What to work on:
Assemble all lines in which the string "from" appears.

┌──

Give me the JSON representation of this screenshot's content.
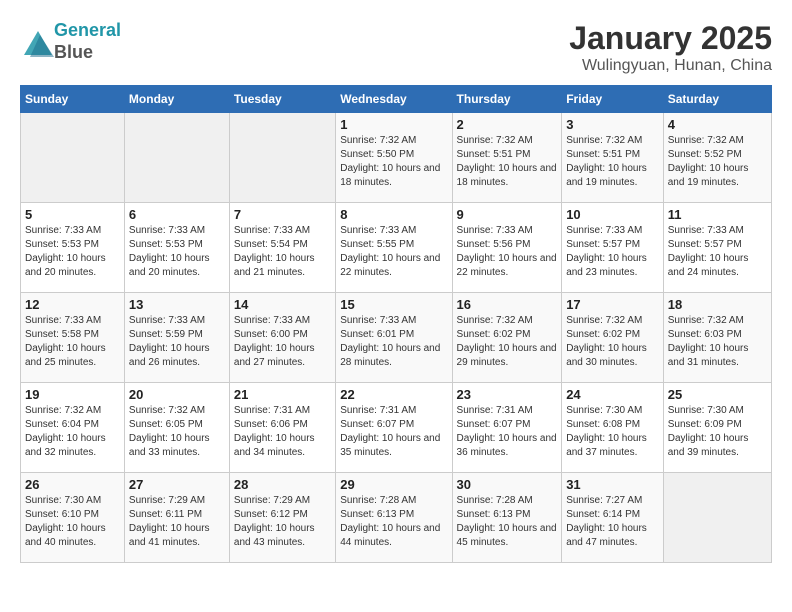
{
  "logo": {
    "line1": "General",
    "line2": "Blue"
  },
  "title": "January 2025",
  "subtitle": "Wulingyuan, Hunan, China",
  "days_of_week": [
    "Sunday",
    "Monday",
    "Tuesday",
    "Wednesday",
    "Thursday",
    "Friday",
    "Saturday"
  ],
  "weeks": [
    [
      {
        "day": "",
        "empty": true
      },
      {
        "day": "",
        "empty": true
      },
      {
        "day": "",
        "empty": true
      },
      {
        "day": "1",
        "sunrise": "7:32 AM",
        "sunset": "5:50 PM",
        "daylight": "10 hours and 18 minutes."
      },
      {
        "day": "2",
        "sunrise": "7:32 AM",
        "sunset": "5:51 PM",
        "daylight": "10 hours and 18 minutes."
      },
      {
        "day": "3",
        "sunrise": "7:32 AM",
        "sunset": "5:51 PM",
        "daylight": "10 hours and 19 minutes."
      },
      {
        "day": "4",
        "sunrise": "7:32 AM",
        "sunset": "5:52 PM",
        "daylight": "10 hours and 19 minutes."
      }
    ],
    [
      {
        "day": "5",
        "sunrise": "7:33 AM",
        "sunset": "5:53 PM",
        "daylight": "10 hours and 20 minutes."
      },
      {
        "day": "6",
        "sunrise": "7:33 AM",
        "sunset": "5:53 PM",
        "daylight": "10 hours and 20 minutes."
      },
      {
        "day": "7",
        "sunrise": "7:33 AM",
        "sunset": "5:54 PM",
        "daylight": "10 hours and 21 minutes."
      },
      {
        "day": "8",
        "sunrise": "7:33 AM",
        "sunset": "5:55 PM",
        "daylight": "10 hours and 22 minutes."
      },
      {
        "day": "9",
        "sunrise": "7:33 AM",
        "sunset": "5:56 PM",
        "daylight": "10 hours and 22 minutes."
      },
      {
        "day": "10",
        "sunrise": "7:33 AM",
        "sunset": "5:57 PM",
        "daylight": "10 hours and 23 minutes."
      },
      {
        "day": "11",
        "sunrise": "7:33 AM",
        "sunset": "5:57 PM",
        "daylight": "10 hours and 24 minutes."
      }
    ],
    [
      {
        "day": "12",
        "sunrise": "7:33 AM",
        "sunset": "5:58 PM",
        "daylight": "10 hours and 25 minutes."
      },
      {
        "day": "13",
        "sunrise": "7:33 AM",
        "sunset": "5:59 PM",
        "daylight": "10 hours and 26 minutes."
      },
      {
        "day": "14",
        "sunrise": "7:33 AM",
        "sunset": "6:00 PM",
        "daylight": "10 hours and 27 minutes."
      },
      {
        "day": "15",
        "sunrise": "7:33 AM",
        "sunset": "6:01 PM",
        "daylight": "10 hours and 28 minutes."
      },
      {
        "day": "16",
        "sunrise": "7:32 AM",
        "sunset": "6:02 PM",
        "daylight": "10 hours and 29 minutes."
      },
      {
        "day": "17",
        "sunrise": "7:32 AM",
        "sunset": "6:02 PM",
        "daylight": "10 hours and 30 minutes."
      },
      {
        "day": "18",
        "sunrise": "7:32 AM",
        "sunset": "6:03 PM",
        "daylight": "10 hours and 31 minutes."
      }
    ],
    [
      {
        "day": "19",
        "sunrise": "7:32 AM",
        "sunset": "6:04 PM",
        "daylight": "10 hours and 32 minutes."
      },
      {
        "day": "20",
        "sunrise": "7:32 AM",
        "sunset": "6:05 PM",
        "daylight": "10 hours and 33 minutes."
      },
      {
        "day": "21",
        "sunrise": "7:31 AM",
        "sunset": "6:06 PM",
        "daylight": "10 hours and 34 minutes."
      },
      {
        "day": "22",
        "sunrise": "7:31 AM",
        "sunset": "6:07 PM",
        "daylight": "10 hours and 35 minutes."
      },
      {
        "day": "23",
        "sunrise": "7:31 AM",
        "sunset": "6:07 PM",
        "daylight": "10 hours and 36 minutes."
      },
      {
        "day": "24",
        "sunrise": "7:30 AM",
        "sunset": "6:08 PM",
        "daylight": "10 hours and 37 minutes."
      },
      {
        "day": "25",
        "sunrise": "7:30 AM",
        "sunset": "6:09 PM",
        "daylight": "10 hours and 39 minutes."
      }
    ],
    [
      {
        "day": "26",
        "sunrise": "7:30 AM",
        "sunset": "6:10 PM",
        "daylight": "10 hours and 40 minutes."
      },
      {
        "day": "27",
        "sunrise": "7:29 AM",
        "sunset": "6:11 PM",
        "daylight": "10 hours and 41 minutes."
      },
      {
        "day": "28",
        "sunrise": "7:29 AM",
        "sunset": "6:12 PM",
        "daylight": "10 hours and 43 minutes."
      },
      {
        "day": "29",
        "sunrise": "7:28 AM",
        "sunset": "6:13 PM",
        "daylight": "10 hours and 44 minutes."
      },
      {
        "day": "30",
        "sunrise": "7:28 AM",
        "sunset": "6:13 PM",
        "daylight": "10 hours and 45 minutes."
      },
      {
        "day": "31",
        "sunrise": "7:27 AM",
        "sunset": "6:14 PM",
        "daylight": "10 hours and 47 minutes."
      },
      {
        "day": "",
        "empty": true
      }
    ]
  ]
}
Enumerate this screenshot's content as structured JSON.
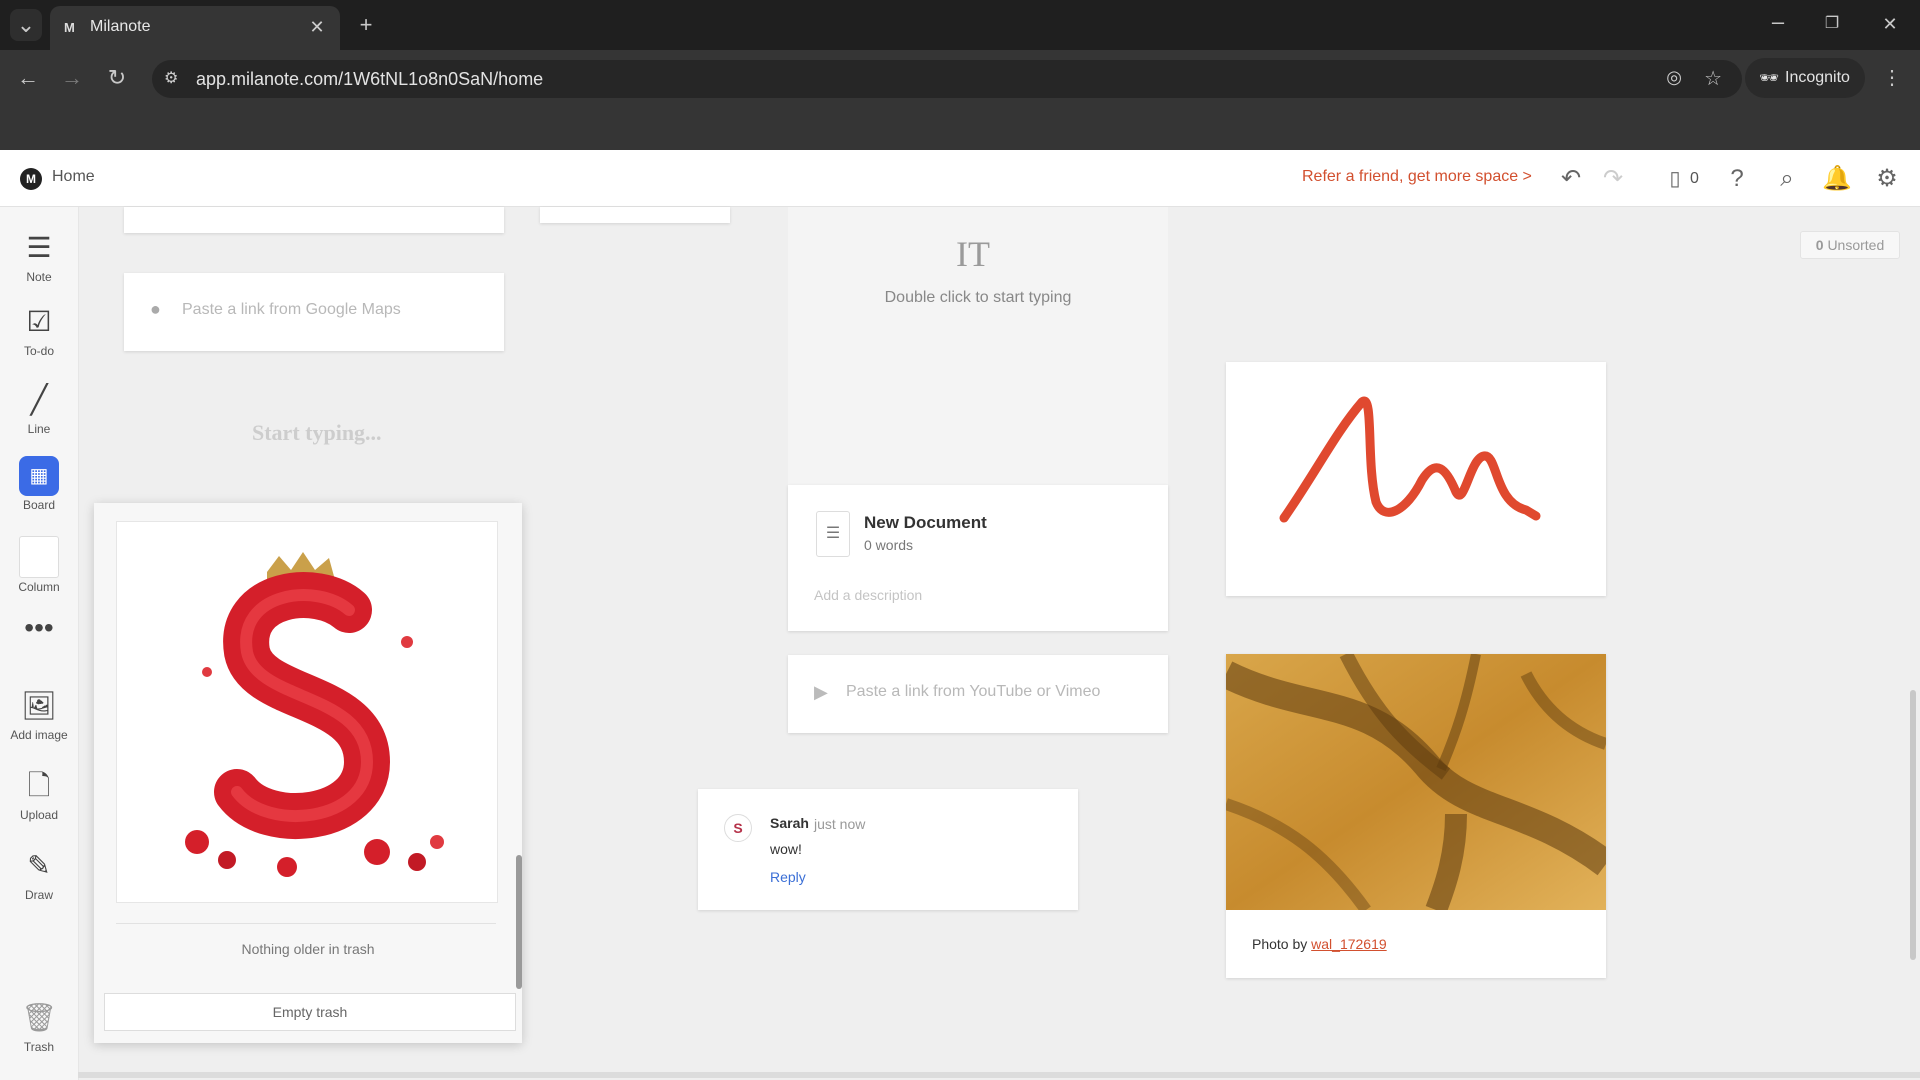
{
  "browser": {
    "tab_title": "Milanote",
    "url": "app.milanote.com/1W6tNL1o8n0SaN/home",
    "incognito_label": "Incognito"
  },
  "header": {
    "home_label": "Home",
    "refer_text": "Refer a friend, get more space >",
    "device_count": "0"
  },
  "toolbar": {
    "items": [
      {
        "label": "Note"
      },
      {
        "label": "To-do"
      },
      {
        "label": "Line"
      },
      {
        "label": "Board"
      },
      {
        "label": "Column"
      },
      {
        "label": "Add image"
      },
      {
        "label": "Upload"
      },
      {
        "label": "Draw"
      },
      {
        "label": "Trash"
      }
    ]
  },
  "canvas": {
    "maps_placeholder": "Paste a link from Google Maps",
    "start_typing": "Start typing...",
    "text_hint": "Double click to start typing",
    "document": {
      "title": "New Document",
      "words": "0 words",
      "description_placeholder": "Add a description"
    },
    "video_placeholder": "Paste a link from YouTube or Vimeo",
    "unsorted_count": "0",
    "unsorted_label": "Unsorted",
    "photo_credit_prefix": "Photo by",
    "photo_credit_author": "wal_172619"
  },
  "comment": {
    "author": "Sarah",
    "time": "just now",
    "text": "wow!",
    "reply_label": "Reply",
    "avatar_letter": "S"
  },
  "trash_panel": {
    "nothing_older": "Nothing older in trash",
    "empty_label": "Empty trash"
  },
  "colors": {
    "accent_orange": "#d2502f",
    "board_blue": "#3b6be6",
    "scribble_red": "#e0492f",
    "reply_blue": "#3b6fd6"
  }
}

└──

Response to the task:
    "maps_placeholder": "Paste a link from Google Maps",
    "video_placeholder": "Paste a link from YouTube or Vimeo",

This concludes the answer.